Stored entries
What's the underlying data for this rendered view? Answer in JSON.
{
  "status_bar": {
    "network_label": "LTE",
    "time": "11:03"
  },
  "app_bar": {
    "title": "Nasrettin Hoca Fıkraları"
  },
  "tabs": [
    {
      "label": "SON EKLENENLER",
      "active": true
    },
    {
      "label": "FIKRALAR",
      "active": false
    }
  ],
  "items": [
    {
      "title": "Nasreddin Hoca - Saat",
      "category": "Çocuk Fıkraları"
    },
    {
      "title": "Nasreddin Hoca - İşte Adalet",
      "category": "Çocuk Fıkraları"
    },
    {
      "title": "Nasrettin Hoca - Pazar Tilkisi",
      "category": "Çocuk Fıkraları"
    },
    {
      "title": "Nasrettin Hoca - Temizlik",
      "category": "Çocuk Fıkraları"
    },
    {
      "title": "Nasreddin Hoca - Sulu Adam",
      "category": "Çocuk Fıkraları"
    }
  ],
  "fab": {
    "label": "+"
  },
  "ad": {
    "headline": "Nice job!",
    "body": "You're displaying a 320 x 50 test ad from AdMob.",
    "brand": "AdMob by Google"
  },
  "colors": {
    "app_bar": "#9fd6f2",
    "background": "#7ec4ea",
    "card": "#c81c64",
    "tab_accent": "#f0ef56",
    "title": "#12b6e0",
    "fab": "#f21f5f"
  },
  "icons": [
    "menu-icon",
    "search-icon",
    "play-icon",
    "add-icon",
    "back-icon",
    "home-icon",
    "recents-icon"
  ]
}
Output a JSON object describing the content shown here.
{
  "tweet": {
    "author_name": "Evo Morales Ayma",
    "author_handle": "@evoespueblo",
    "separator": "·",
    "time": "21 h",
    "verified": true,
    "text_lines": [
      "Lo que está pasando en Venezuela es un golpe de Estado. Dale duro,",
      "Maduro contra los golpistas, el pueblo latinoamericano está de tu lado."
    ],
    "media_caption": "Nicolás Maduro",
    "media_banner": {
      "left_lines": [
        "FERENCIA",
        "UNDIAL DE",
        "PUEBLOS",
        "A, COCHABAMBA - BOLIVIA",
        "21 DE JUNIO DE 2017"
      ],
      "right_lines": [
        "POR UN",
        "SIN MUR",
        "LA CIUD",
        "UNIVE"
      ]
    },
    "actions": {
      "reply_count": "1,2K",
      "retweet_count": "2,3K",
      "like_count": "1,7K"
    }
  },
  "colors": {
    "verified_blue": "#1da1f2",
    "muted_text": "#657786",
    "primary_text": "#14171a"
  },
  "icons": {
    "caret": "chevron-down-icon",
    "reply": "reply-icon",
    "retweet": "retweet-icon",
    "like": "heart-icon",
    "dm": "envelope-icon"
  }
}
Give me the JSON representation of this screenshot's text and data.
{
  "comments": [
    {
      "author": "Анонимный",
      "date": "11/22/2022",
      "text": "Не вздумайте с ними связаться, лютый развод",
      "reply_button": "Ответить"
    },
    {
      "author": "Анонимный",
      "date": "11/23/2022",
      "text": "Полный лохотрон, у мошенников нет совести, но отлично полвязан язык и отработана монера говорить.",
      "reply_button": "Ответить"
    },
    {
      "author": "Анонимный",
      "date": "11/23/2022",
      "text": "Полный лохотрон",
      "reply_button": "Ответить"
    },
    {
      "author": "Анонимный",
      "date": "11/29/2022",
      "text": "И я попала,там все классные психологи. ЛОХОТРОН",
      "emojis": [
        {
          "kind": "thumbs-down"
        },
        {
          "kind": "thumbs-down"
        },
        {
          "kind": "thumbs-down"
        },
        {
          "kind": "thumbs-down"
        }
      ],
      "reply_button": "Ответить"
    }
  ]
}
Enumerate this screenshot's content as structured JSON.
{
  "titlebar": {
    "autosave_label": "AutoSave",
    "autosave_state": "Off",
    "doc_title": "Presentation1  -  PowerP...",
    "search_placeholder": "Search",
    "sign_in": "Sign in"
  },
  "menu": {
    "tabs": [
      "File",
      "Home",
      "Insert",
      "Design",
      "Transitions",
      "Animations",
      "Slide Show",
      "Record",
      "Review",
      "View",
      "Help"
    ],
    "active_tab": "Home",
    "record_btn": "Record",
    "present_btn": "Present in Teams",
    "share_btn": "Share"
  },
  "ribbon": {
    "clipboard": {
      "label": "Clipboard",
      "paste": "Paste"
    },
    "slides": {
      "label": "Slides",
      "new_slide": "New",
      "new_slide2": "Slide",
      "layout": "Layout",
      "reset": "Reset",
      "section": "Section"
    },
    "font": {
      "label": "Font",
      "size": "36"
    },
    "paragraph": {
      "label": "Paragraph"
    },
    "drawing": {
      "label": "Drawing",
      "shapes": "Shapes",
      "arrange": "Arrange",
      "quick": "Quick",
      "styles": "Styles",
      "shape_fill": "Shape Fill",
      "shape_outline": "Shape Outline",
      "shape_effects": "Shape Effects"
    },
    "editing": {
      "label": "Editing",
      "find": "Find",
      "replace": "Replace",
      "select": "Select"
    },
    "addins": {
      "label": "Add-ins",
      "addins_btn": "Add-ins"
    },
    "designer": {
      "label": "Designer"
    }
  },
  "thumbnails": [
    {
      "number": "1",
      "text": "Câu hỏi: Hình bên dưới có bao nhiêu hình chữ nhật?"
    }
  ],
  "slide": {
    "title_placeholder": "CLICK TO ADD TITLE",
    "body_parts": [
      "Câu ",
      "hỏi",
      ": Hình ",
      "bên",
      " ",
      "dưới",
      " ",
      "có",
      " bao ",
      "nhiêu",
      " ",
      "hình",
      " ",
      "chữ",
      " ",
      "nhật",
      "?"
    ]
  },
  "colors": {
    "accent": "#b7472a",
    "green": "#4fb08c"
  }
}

Task instructions:
Every line above should be printed again exactly as it stands.

Correct response:
What's the underlying data for this rendered view? Answer in JSON.
{
  "status_bar": {
    "network_label": "LTE",
    "time": "11:03"
  },
  "app_bar": {
    "title": "Nasrettin Hoca Fıkraları"
  },
  "tabs": [
    {
      "label": "SON EKLENENLER",
      "active": true
    },
    {
      "label": "FIKRALAR",
      "active": false
    }
  ],
  "items": [
    {
      "title": "Nasreddin Hoca - Saat",
      "category": "Çocuk Fıkraları"
    },
    {
      "title": "Nasreddin Hoca - İşte Adalet",
      "category": "Çocuk Fıkraları"
    },
    {
      "title": "Nasrettin Hoca - Pazar Tilkisi",
      "category": "Çocuk Fıkraları"
    },
    {
      "title": "Nasrettin Hoca - Temizlik",
      "category": "Çocuk Fıkraları"
    },
    {
      "title": "Nasreddin Hoca - Sulu Adam",
      "category": "Çocuk Fıkraları"
    }
  ],
  "fab": {
    "label": "+"
  },
  "ad": {
    "headline": "Nice job!",
    "body": "You're displaying a 320 x 50 test ad from AdMob.",
    "brand": "AdMob by Google"
  },
  "colors": {
    "app_bar": "#9fd6f2",
    "background": "#7ec4ea",
    "card": "#c81c64",
    "tab_accent": "#f0ef56",
    "title": "#12b6e0",
    "fab": "#f21f5f"
  },
  "icons": [
    "menu-icon",
    "search-icon",
    "play-icon",
    "add-icon",
    "back-icon",
    "home-icon",
    "recents-icon"
  ]
}
Output a JSON object describing the content shown here.
{
  "tweet": {
    "author_name": "Evo Morales Ayma",
    "author_handle": "@evoespueblo",
    "separator": "·",
    "time": "21 h",
    "verified": true,
    "text_lines": [
      "Lo que está pasando en Venezuela es un golpe de Estado. Dale duro,",
      "Maduro contra los golpistas, el pueblo latinoamericano está de tu lado."
    ],
    "media_caption": "Nicolás Maduro",
    "media_banner": {
      "left_lines": [
        "FERENCIA",
        "UNDIAL DE",
        "PUEBLOS",
        "A, COCHABAMBA - BOLIVIA",
        "21 DE JUNIO DE 2017"
      ],
      "right_lines": [
        "POR UN",
        "SIN MUR",
        "LA CIUD",
        "UNIVE"
      ]
    },
    "actions": {
      "reply_count": "1,2K",
      "retweet_count": "2,3K",
      "like_count": "1,7K"
    }
  },
  "colors": {
    "verified_blue": "#1da1f2",
    "muted_text": "#657786",
    "primary_text": "#14171a"
  },
  "icons": {
    "caret": "chevron-down-icon",
    "reply": "reply-icon",
    "retweet": "retweet-icon",
    "like": "heart-icon",
    "dm": "envelope-icon"
  }
}
Give me the JSON representation of this screenshot's text and data.
{
  "comments": [
    {
      "author": "Анонимный",
      "date": "11/22/2022",
      "text": "Не вздумайте с ними связаться, лютый развод",
      "reply_button": "Ответить"
    },
    {
      "author": "Анонимный",
      "date": "11/23/2022",
      "text": "Полный лохотрон, у мошенников нет совести, но отлично полвязан язык и отработана монера говорить.",
      "reply_button": "Ответить"
    },
    {
      "author": "Анонимный",
      "date": "11/23/2022",
      "text": "Полный лохотрон",
      "reply_button": "Ответить"
    },
    {
      "author": "Анонимный",
      "date": "11/29/2022",
      "text": "И я попала,там все классные психологи. ЛОХОТРОН",
      "emojis": [
        {
          "kind": "thumbs-down"
        },
        {
          "kind": "thumbs-down"
        },
        {
          "kind": "thumbs-down"
        },
        {
          "kind": "thumbs-down"
        }
      ],
      "reply_button": "Ответить"
    }
  ]
}
Enumerate this screenshot's content as structured JSON.
{
  "titlebar": {
    "autosave_label": "AutoSave",
    "autosave_state": "Off",
    "doc_title": "Presentation1  -  PowerP...",
    "search_placeholder": "Search",
    "sign_in": "Sign in"
  },
  "menu": {
    "tabs": [
      "File",
      "Home",
      "Insert",
      "Design",
      "Transitions",
      "Animations",
      "Slide Show",
      "Record",
      "Review",
      "View",
      "Help"
    ],
    "active_tab": "Home",
    "record_btn": "Record",
    "present_btn": "Present in Teams",
    "share_btn": "Share"
  },
  "ribbon": {
    "clipboard": {
      "label": "Clipboard",
      "paste": "Paste"
    },
    "slides": {
      "label": "Slides",
      "new_slide": "New",
      "new_slide2": "Slide",
      "layout": "Layout",
      "reset": "Reset",
      "section": "Section"
    },
    "font": {
      "label": "Font",
      "size": "36"
    },
    "paragraph": {
      "label": "Paragraph"
    },
    "drawing": {
      "label": "Drawing",
      "shapes": "Shapes",
      "arrange": "Arrange",
      "quick": "Quick",
      "styles": "Styles",
      "shape_fill": "Shape Fill",
      "shape_outline": "Shape Outline",
      "shape_effects": "Shape Effects"
    },
    "editing": {
      "label": "Editing",
      "find": "Find",
      "replace": "Replace",
      "select": "Select"
    },
    "addins": {
      "label": "Add-ins",
      "addins_btn": "Add-ins"
    },
    "designer": {
      "label": "Designer"
    }
  },
  "thumbnails": [
    {
      "number": "1",
      "text": "Câu hỏi: Hình bên dưới có bao nhiêu hình chữ nhật?"
    }
  ],
  "slide": {
    "title_placeholder": "CLICK TO ADD TITLE",
    "body_parts": [
      "Câu ",
      "hỏi",
      ": Hình ",
      "bên",
      " ",
      "dưới",
      " ",
      "có",
      " bao ",
      "nhiêu",
      " ",
      "hình",
      " ",
      "chữ",
      " ",
      "nhật",
      "?"
    ]
  },
  "colors": {
    "accent": "#b7472a",
    "green": "#4fb08c"
  }
}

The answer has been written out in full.